▶ STATED GOAL: Search the material for the string "advisories" and copy each line where it occurs.

▶ EXERCISE DATA:
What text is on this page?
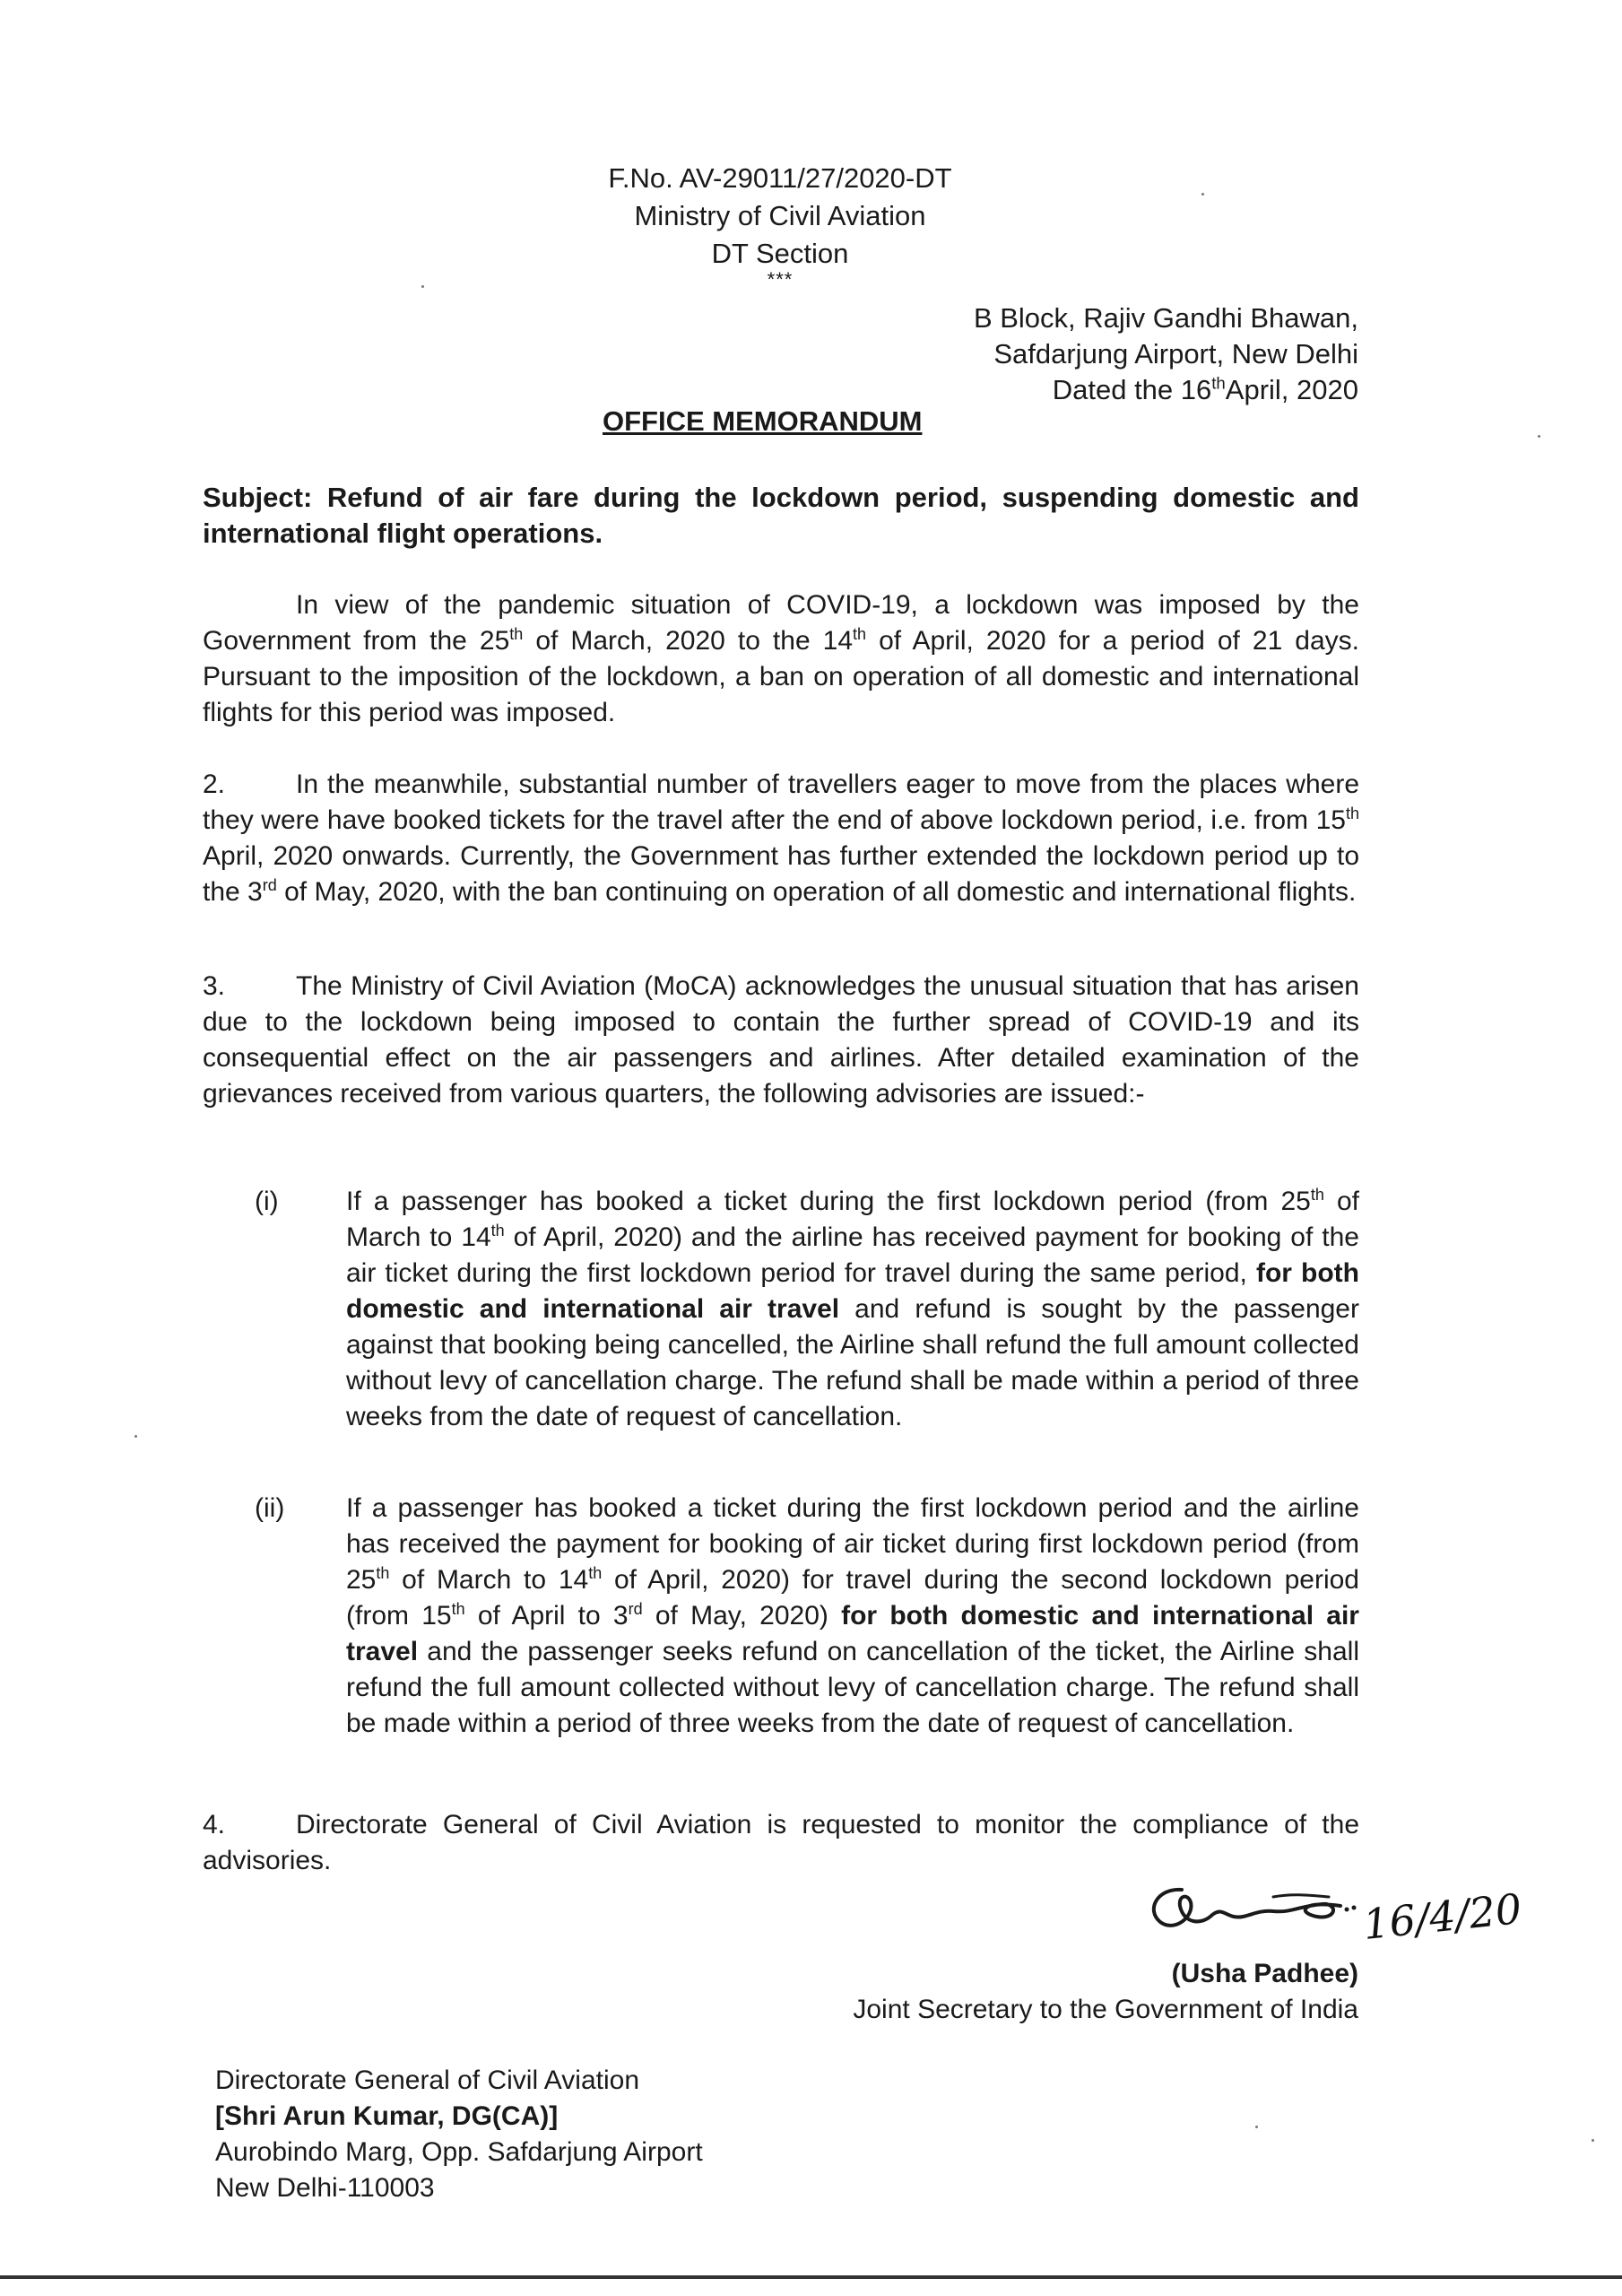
F.No. AV-29011/27/2020-DT
Ministry of Civil Aviation
DT Section
***
B Block, Rajiv Gandhi Bhawan,
Safdarjung Airport, New Delhi
Dated the 16thApril, 2020
OFFICE MEMORANDUM
Subject: Refund of air fare during the lockdown period, suspending domestic and international flight operations.

In view of the pandemic situation of COVID-19, a lockdown was imposed by the Government from the 25th of March, 2020 to the 14th of April, 2020 for a period of 21 days. Pursuant to the imposition of the lockdown, a ban on operation of all domestic and international flights for this period was imposed.

2.	In the meanwhile, substantial number of travellers eager to move from the places where they were have booked tickets for the travel after the end of above lockdown period, i.e. from 15th April, 2020 onwards. Currently, the Government has further extended the lockdown period up to the 3rd of May, 2020, with the ban continuing on operation of all domestic and international flights.

3.	The Ministry of Civil Aviation (MoCA) acknowledges the unusual situation that has arisen due to the lockdown being imposed to contain the further spread of COVID-19 and its consequential effect on the air passengers and airlines. After detailed examination of the grievances received from various quarters, the following advisories are issued:-

(i)	If a passenger has booked a ticket during the first lockdown period (from 25th of March to 14th of April, 2020) and the airline has received payment for booking of the air ticket during the first lockdown period for travel during the same period, for both domestic and international air travel and refund is sought by the passenger against that booking being cancelled, the Airline shall refund the full amount collected without levy of cancellation charge. The refund shall be made within a period of three weeks from the date of request of cancellation.
(ii)	If a passenger has booked a ticket during the first lockdown period and the airline has received the payment for booking of air ticket during first lockdown period (from 25th of March to 14th of April, 2020) for travel during the second lockdown period (from 15th of April to 3rd of May, 2020) for both domestic and international air travel and the passenger seeks refund on cancellation of the ticket, the Airline shall refund the full amount collected without levy of cancellation charge. The refund shall be made within a period of three weeks from the date of request of cancellation.

4.	Directorate General of Civil Aviation is requested to monitor the compliance of the advisories.

16/4/20
(Usha Padhee)
Joint Secretary to the Government of India
Directorate General of Civil Aviation
[Shri Arun Kumar, DG(CA)]
Aurobindo Marg, Opp. Safdarjung Airport
New Delhi-110003
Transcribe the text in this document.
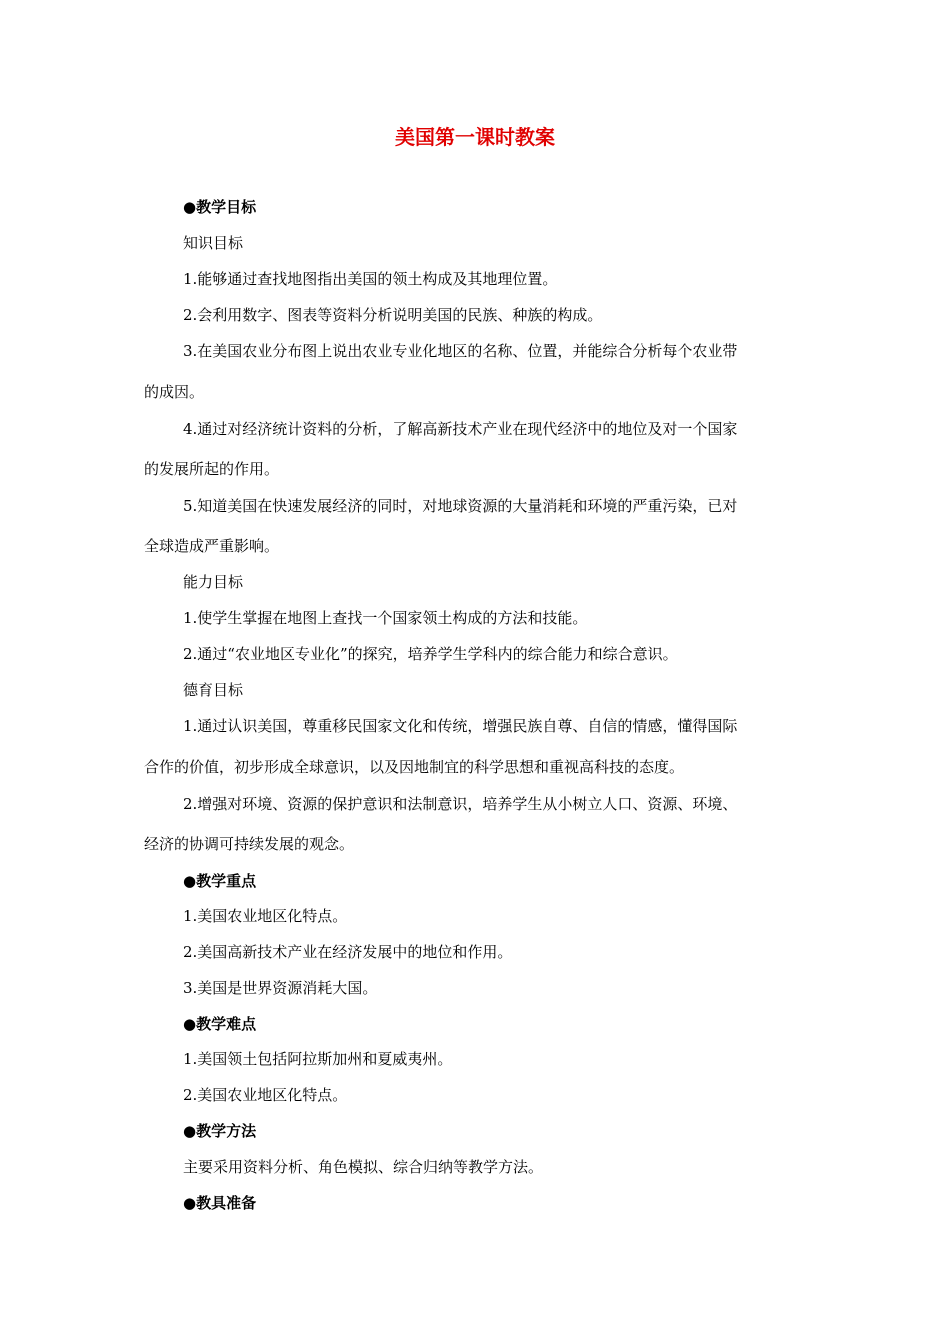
美国第一课时教案
●教学目标
知识目标
1.能够通过查找地图指出美国的领土构成及其地理位置。
2.会利用数字、图表等资料分析说明美国的民族、种族的构成。
3.在美国农业分布图上说出农业专业化地区的名称、位置，并能综合分析每个农业带
的成因。
4.通过对经济统计资料的分析，了解高新技术产业在现代经济中的地位及对一个国家
的发展所起的作用。
5.知道美国在快速发展经济的同时，对地球资源的大量消耗和环境的严重污染，已对
全球造成严重影响。
能力目标
1.使学生掌握在地图上查找一个国家领土构成的方法和技能。
2.通过“农业地区专业化”的探究，培养学生学科内的综合能力和综合意识。
德育目标
1.通过认识美国，尊重移民国家文化和传统，增强民族自尊、自信的情感，懂得国际
合作的价值，初步形成全球意识，以及因地制宜的科学思想和重视高科技的态度。
2.增强对环境、资源的保护意识和法制意识，培养学生从小树立人口、资源、环境、
经济的协调可持续发展的观念。
●教学重点
1.美国农业地区化特点。
2.美国高新技术产业在经济发展中的地位和作用。
3.美国是世界资源消耗大国。
●教学难点
1.美国领土包括阿拉斯加州和夏威夷州。
2.美国农业地区化特点。
●教学方法
主要采用资料分析、角色模拟、综合归纳等教学方法。
●教具准备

▶ EXERCISE ANSWER:
3.	The Ministry of Civil Aviation (MoCA) acknowledges the unusual situation that has arisen due to the lockdown being imposed to contain the further spread of COVID-19 and its consequential effect on the air passengers and airlines. After detailed examination of the grievances received from various quarters, the following advisories are issued:-
4.	Directorate General of Civil Aviation is requested to monitor the compliance of the advisories.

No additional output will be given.